(Excerpts from a figure dataset)
════════════════

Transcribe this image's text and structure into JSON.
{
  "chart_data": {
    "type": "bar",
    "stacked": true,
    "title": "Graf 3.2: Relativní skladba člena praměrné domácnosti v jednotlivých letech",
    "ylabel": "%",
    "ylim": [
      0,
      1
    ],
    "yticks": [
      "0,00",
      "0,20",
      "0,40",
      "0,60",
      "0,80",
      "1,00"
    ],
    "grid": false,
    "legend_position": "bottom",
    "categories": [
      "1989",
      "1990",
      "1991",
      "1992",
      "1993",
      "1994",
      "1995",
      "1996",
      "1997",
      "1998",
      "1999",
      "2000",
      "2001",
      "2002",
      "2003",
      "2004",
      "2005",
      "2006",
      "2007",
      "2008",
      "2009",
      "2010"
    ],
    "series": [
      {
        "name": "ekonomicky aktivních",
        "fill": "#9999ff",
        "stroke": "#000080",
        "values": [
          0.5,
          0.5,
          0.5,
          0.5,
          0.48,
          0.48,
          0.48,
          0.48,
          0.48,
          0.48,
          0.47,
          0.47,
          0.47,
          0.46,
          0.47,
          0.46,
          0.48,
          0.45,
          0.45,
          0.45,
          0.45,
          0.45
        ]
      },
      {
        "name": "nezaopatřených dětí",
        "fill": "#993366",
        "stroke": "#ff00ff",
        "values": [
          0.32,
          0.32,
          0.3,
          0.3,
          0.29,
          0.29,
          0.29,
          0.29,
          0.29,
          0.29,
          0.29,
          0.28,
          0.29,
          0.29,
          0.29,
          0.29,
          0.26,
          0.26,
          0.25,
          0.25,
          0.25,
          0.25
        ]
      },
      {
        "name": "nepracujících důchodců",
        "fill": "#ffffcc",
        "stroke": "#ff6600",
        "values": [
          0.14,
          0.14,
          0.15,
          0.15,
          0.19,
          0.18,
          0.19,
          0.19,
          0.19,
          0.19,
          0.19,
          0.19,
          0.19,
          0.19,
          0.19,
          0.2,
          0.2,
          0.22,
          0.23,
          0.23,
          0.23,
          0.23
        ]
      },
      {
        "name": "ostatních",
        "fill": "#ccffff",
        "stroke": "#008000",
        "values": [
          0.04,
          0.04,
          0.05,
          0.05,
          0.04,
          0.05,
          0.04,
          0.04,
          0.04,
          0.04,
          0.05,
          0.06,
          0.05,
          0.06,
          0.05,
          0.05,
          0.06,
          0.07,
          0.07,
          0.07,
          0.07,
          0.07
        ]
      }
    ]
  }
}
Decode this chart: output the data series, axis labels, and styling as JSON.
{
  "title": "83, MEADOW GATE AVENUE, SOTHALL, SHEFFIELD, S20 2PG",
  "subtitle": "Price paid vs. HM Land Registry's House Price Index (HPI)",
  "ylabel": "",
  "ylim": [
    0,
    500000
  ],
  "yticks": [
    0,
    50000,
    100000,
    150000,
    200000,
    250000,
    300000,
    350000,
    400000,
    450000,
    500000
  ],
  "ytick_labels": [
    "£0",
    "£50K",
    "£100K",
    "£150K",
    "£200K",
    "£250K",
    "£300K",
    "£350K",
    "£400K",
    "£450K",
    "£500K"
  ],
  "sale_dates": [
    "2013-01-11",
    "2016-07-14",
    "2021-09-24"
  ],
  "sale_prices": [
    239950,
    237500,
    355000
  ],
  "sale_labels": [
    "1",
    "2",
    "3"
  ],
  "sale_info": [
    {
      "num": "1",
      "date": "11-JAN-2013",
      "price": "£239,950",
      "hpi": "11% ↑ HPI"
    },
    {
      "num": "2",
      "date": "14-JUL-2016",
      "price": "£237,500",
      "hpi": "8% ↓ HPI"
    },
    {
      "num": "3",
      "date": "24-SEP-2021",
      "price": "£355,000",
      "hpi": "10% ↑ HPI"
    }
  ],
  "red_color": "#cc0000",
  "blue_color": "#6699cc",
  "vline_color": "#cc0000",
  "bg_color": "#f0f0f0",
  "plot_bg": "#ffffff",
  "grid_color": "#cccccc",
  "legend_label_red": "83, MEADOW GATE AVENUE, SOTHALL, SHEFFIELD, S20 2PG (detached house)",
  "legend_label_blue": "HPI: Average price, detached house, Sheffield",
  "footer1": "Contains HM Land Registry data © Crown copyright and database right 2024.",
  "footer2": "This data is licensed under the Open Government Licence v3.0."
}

════════════════

• Given task: Go through the data and return every record exactly.

• Task answer:
Transcribe this image's text and structure into JSON.
{
  "chart_data": {
    "type": "bar",
    "stacked": true,
    "title": "Graf 3.2: Relativní skladba člena praměrné domácnosti v jednotlivých letech",
    "ylabel": "%",
    "ylim": [
      0,
      1
    ],
    "yticks": [
      "0,00",
      "0,20",
      "0,40",
      "0,60",
      "0,80",
      "1,00"
    ],
    "grid": false,
    "legend_position": "bottom",
    "categories": [
      "1989",
      "1990",
      "1991",
      "1992",
      "1993",
      "1994",
      "1995",
      "1996",
      "1997",
      "1998",
      "1999",
      "2000",
      "2001",
      "2002",
      "2003",
      "2004",
      "2005",
      "2006",
      "2007",
      "2008",
      "2009",
      "2010"
    ],
    "series": [
      {
        "name": "ekonomicky aktivních",
        "fill": "#9999ff",
        "stroke": "#000080",
        "values": [
          0.5,
          0.5,
          0.5,
          0.5,
          0.48,
          0.48,
          0.48,
          0.48,
          0.48,
          0.48,
          0.47,
          0.47,
          0.47,
          0.46,
          0.47,
          0.46,
          0.48,
          0.45,
          0.45,
          0.45,
          0.45,
          0.45
        ]
      },
      {
        "name": "nezaopatřených dětí",
        "fill": "#993366",
        "stroke": "#ff00ff",
        "values": [
          0.32,
          0.32,
          0.3,
          0.3,
          0.29,
          0.29,
          0.29,
          0.29,
          0.29,
          0.29,
          0.29,
          0.28,
          0.29,
          0.29,
          0.29,
          0.29,
          0.26,
          0.26,
          0.25,
          0.25,
          0.25,
          0.25
        ]
      },
      {
        "name": "nepracujících důchodců",
        "fill": "#ffffcc",
        "stroke": "#ff6600",
        "values": [
          0.14,
          0.14,
          0.15,
          0.15,
          0.19,
          0.18,
          0.19,
          0.19,
          0.19,
          0.19,
          0.19,
          0.19,
          0.19,
          0.19,
          0.19,
          0.2,
          0.2,
          0.22,
          0.23,
          0.23,
          0.23,
          0.23
        ]
      },
      {
        "name": "ostatních",
        "fill": "#ccffff",
        "stroke": "#008000",
        "values": [
          0.04,
          0.04,
          0.05,
          0.05,
          0.04,
          0.05,
          0.04,
          0.04,
          0.04,
          0.04,
          0.05,
          0.06,
          0.05,
          0.06,
          0.05,
          0.05,
          0.06,
          0.07,
          0.07,
          0.07,
          0.07,
          0.07
        ]
      }
    ]
  }
}
Decode this chart: output the data series, axis labels, and styling as JSON.
{
  "title": "83, MEADOW GATE AVENUE, SOTHALL, SHEFFIELD, S20 2PG",
  "subtitle": "Price paid vs. HM Land Registry's House Price Index (HPI)",
  "ylabel": "",
  "ylim": [
    0,
    500000
  ],
  "yticks": [
    0,
    50000,
    100000,
    150000,
    200000,
    250000,
    300000,
    350000,
    400000,
    450000,
    500000
  ],
  "ytick_labels": [
    "£0",
    "£50K",
    "£100K",
    "£150K",
    "£200K",
    "£250K",
    "£300K",
    "£350K",
    "£400K",
    "£450K",
    "£500K"
  ],
  "sale_dates": [
    "2013-01-11",
    "2016-07-14",
    "2021-09-24"
  ],
  "sale_prices": [
    239950,
    237500,
    355000
  ],
  "sale_labels": [
    "1",
    "2",
    "3"
  ],
  "sale_info": [
    {
      "num": "1",
      "date": "11-JAN-2013",
      "price": "£239,950",
      "hpi": "11% ↑ HPI"
    },
    {
      "num": "2",
      "date": "14-JUL-2016",
      "price": "£237,500",
      "hpi": "8% ↓ HPI"
    },
    {
      "num": "3",
      "date": "24-SEP-2021",
      "price": "£355,000",
      "hpi": "10% ↑ HPI"
    }
  ],
  "red_color": "#cc0000",
  "blue_color": "#6699cc",
  "vline_color": "#cc0000",
  "bg_color": "#f0f0f0",
  "plot_bg": "#ffffff",
  "grid_color": "#cccccc",
  "legend_label_red": "83, MEADOW GATE AVENUE, SOTHALL, SHEFFIELD, S20 2PG (detached house)",
  "legend_label_blue": "HPI: Average price, detached house, Sheffield",
  "footer1": "Contains HM Land Registry data © Crown copyright and database right 2024.",
  "footer2": "This data is licensed under the Open Government Licence v3.0."
}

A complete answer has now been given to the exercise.